### WHAT THE TASK REQUIRES
Filter the entries and keep only the lines where the string "Sequence" appears.

---------- DATA SHOWN

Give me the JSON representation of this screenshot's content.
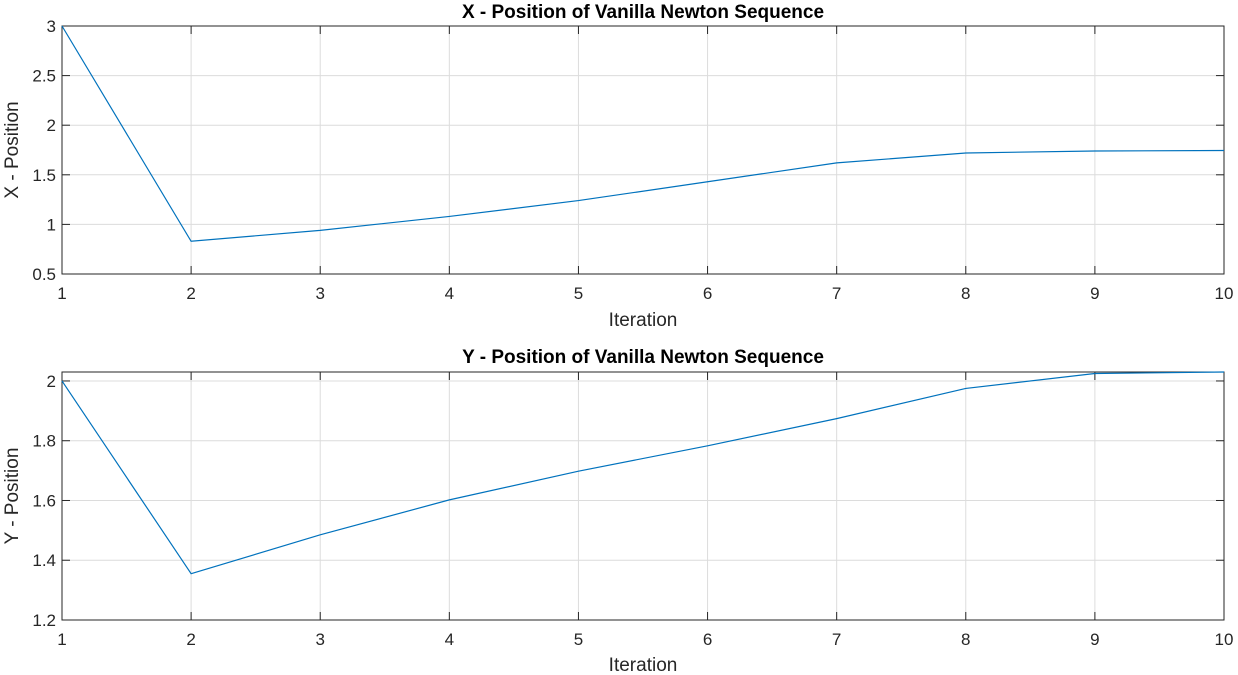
{
  "chart_data": [
    {
      "type": "line",
      "title": "X - Position of Vanilla Newton Sequence",
      "xlabel": "Iteration",
      "ylabel": "X - Position",
      "xlim": [
        1,
        10
      ],
      "ylim": [
        0.5,
        3
      ],
      "xticks": [
        "1",
        "2",
        "3",
        "4",
        "5",
        "6",
        "7",
        "8",
        "9",
        "10"
      ],
      "yticks": [
        "0.5",
        "1",
        "1.5",
        "2",
        "2.5",
        "3"
      ],
      "grid": true,
      "series": [
        {
          "color": "#0072BD",
          "x": [
            1,
            2,
            3,
            4,
            5,
            6,
            7,
            8,
            9,
            10
          ],
          "y": [
            3.0,
            0.83,
            0.94,
            1.08,
            1.24,
            1.43,
            1.62,
            1.72,
            1.74,
            1.745
          ]
        }
      ]
    },
    {
      "type": "line",
      "title": "Y - Position of Vanilla Newton Sequence",
      "xlabel": "Iteration",
      "ylabel": "Y - Position",
      "xlim": [
        1,
        10
      ],
      "ylim": [
        1.2,
        2.03
      ],
      "xticks": [
        "1",
        "2",
        "3",
        "4",
        "5",
        "6",
        "7",
        "8",
        "9",
        "10"
      ],
      "yticks": [
        "1.2",
        "1.4",
        "1.6",
        "1.8",
        "2"
      ],
      "grid": true,
      "series": [
        {
          "color": "#0072BD",
          "x": [
            1,
            2,
            3,
            4,
            5,
            6,
            7,
            8,
            9,
            10
          ],
          "y": [
            2.0,
            1.355,
            1.485,
            1.602,
            1.698,
            1.783,
            1.874,
            1.975,
            2.025,
            2.03
          ]
        }
      ]
    }
  ]
}
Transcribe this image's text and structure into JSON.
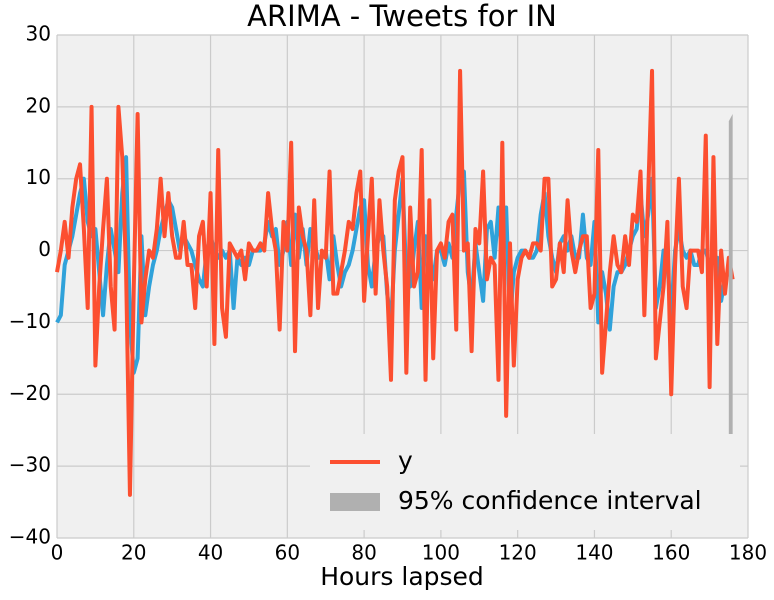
{
  "chart_data": {
    "type": "line",
    "title": "ARIMA - Tweets for IN",
    "xlabel": "Hours lapsed",
    "x": [
      0,
      1,
      2,
      3,
      4,
      5,
      6,
      7,
      8,
      9,
      10,
      11,
      12,
      13,
      14,
      15,
      16,
      17,
      18,
      19,
      20,
      21,
      22,
      23,
      24,
      25,
      26,
      27,
      28,
      29,
      30,
      31,
      32,
      33,
      34,
      35,
      36,
      37,
      38,
      39,
      40,
      41,
      42,
      43,
      44,
      45,
      46,
      47,
      48,
      49,
      50,
      51,
      52,
      53,
      54,
      55,
      56,
      57,
      58,
      59,
      60,
      61,
      62,
      63,
      64,
      65,
      66,
      67,
      68,
      69,
      70,
      71,
      72,
      73,
      74,
      75,
      76,
      77,
      78,
      79,
      80,
      81,
      82,
      83,
      84,
      85,
      86,
      87,
      88,
      89,
      90,
      91,
      92,
      93,
      94,
      95,
      96,
      97,
      98,
      99,
      100,
      101,
      102,
      103,
      104,
      105,
      106,
      107,
      108,
      109,
      110,
      111,
      112,
      113,
      114,
      115,
      116,
      117,
      118,
      119,
      120,
      121,
      122,
      123,
      124,
      125,
      126,
      127,
      128,
      129,
      130,
      131,
      132,
      133,
      134,
      135,
      136,
      137,
      138,
      139,
      140,
      141,
      142,
      143,
      144,
      145,
      146,
      147,
      148,
      149,
      150,
      151,
      152,
      153,
      154,
      155,
      156,
      157,
      158,
      159,
      160,
      161,
      162,
      163,
      164,
      165,
      166,
      167,
      168,
      169,
      170,
      171,
      172,
      173,
      174,
      175,
      176
    ],
    "series": [
      {
        "color": "#30a2da",
        "values": [
          -10,
          -9,
          -2,
          0,
          2,
          5,
          8,
          10,
          4,
          2,
          3,
          -3,
          -9,
          -2,
          3,
          0,
          -3,
          8,
          13,
          -10,
          -17,
          -15,
          2,
          -9,
          -5,
          -2,
          0,
          3,
          5,
          7,
          6,
          3,
          0,
          2,
          1,
          0,
          -2,
          -4,
          -5,
          0,
          2,
          0,
          -1,
          0,
          -1,
          0,
          -8,
          -1,
          -2,
          -1,
          -2,
          0,
          0,
          0,
          1,
          4,
          2,
          3,
          -2,
          0,
          4,
          -2,
          5,
          -1,
          3,
          -2,
          3,
          1,
          -1,
          -1,
          0,
          -4,
          2,
          -2,
          -5,
          -3,
          -2,
          0,
          3,
          6,
          7,
          -2,
          -5,
          0,
          2,
          2,
          -6,
          -10,
          0,
          5,
          10,
          -4,
          -5,
          0,
          4,
          -8,
          2,
          -1,
          -4,
          0,
          0,
          -2,
          1,
          -1,
          5,
          10,
          11,
          -3,
          -7,
          1,
          -3,
          -7,
          3,
          4,
          -1,
          6,
          -2,
          6,
          -10,
          -3,
          -1,
          0,
          0,
          -1,
          -1,
          0,
          5,
          8,
          2,
          -1,
          -3,
          1,
          2,
          0,
          2,
          -1,
          -1,
          5,
          -1,
          -2,
          4,
          -10,
          -3,
          -6,
          -11,
          -5,
          -3,
          -3,
          -2,
          0,
          2,
          3,
          8,
          2,
          5,
          10,
          -8,
          -5,
          0,
          -2,
          -9,
          0,
          3,
          0,
          -1,
          0,
          -2,
          -2,
          0,
          0,
          -2,
          -1,
          -1,
          -7,
          -4,
          -3,
          -3
        ]
      },
      {
        "name": "y",
        "color": "#fc4f30",
        "values": [
          -3,
          0,
          4,
          -1,
          6,
          10,
          12,
          3,
          -8,
          20,
          -16,
          -5,
          3,
          10,
          -5,
          -11,
          20,
          13,
          -3,
          -34,
          -5,
          19,
          -10,
          -4,
          0,
          -1,
          3,
          10,
          2,
          8,
          2,
          -1,
          -1,
          4,
          -2,
          -2,
          -8,
          2,
          4,
          -5,
          8,
          -13,
          14,
          -8,
          -12,
          1,
          0,
          -1,
          0,
          -4,
          1,
          0,
          0,
          1,
          0,
          8,
          3,
          0,
          -11,
          4,
          0,
          15,
          -14,
          6,
          2,
          0,
          -9,
          7,
          -8,
          0,
          -1,
          11,
          -6,
          -6,
          -3,
          0,
          4,
          3,
          8,
          11,
          -7,
          2,
          10,
          -6,
          7,
          0,
          -5,
          -18,
          7,
          11,
          13,
          -17,
          6,
          -5,
          -3,
          14,
          -18,
          7,
          -15,
          0,
          1,
          -1,
          4,
          5,
          -11,
          25,
          0,
          1,
          -14,
          3,
          1,
          11,
          -4,
          -1,
          -2,
          -18,
          15,
          -23,
          1,
          -16,
          -4,
          -1,
          0,
          -1,
          1,
          1,
          0,
          10,
          10,
          -5,
          -4,
          1,
          -3,
          7,
          0,
          -3,
          0,
          2,
          2,
          -8,
          -6,
          14,
          -17,
          -10,
          -3,
          2,
          -2,
          -3,
          2,
          -2,
          5,
          4,
          11,
          -9,
          8,
          25,
          -15,
          -10,
          -5,
          4,
          -20,
          -2,
          10,
          -5,
          -8,
          0,
          0,
          0,
          -3,
          16,
          -19,
          13,
          -13,
          0,
          -6,
          -1,
          -4
        ]
      }
    ],
    "interval": {
      "name": "95% confidence interval",
      "color": "#b0b0b0",
      "x": [
        175,
        176
      ],
      "lower": [
        -26,
        -26
      ],
      "upper": [
        18,
        19
      ]
    },
    "xlim": [
      0,
      180
    ],
    "xticks": [
      0,
      20,
      40,
      60,
      80,
      100,
      120,
      140,
      160,
      180
    ],
    "ylim": [
      -40,
      30
    ],
    "yticks": [
      {
        "value": -40,
        "label": "−40"
      },
      {
        "value": -30,
        "label": "−30"
      },
      {
        "value": -20,
        "label": "−20"
      },
      {
        "value": -10,
        "label": "−10"
      },
      0,
      10,
      20,
      30
    ],
    "grid": true,
    "legend": "lower right"
  }
}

--------------------

### EXERCISE OUTPUT
      "title": "X - Position of Vanilla Newton Sequence",
      "title": "Y - Position of Vanilla Newton Sequence",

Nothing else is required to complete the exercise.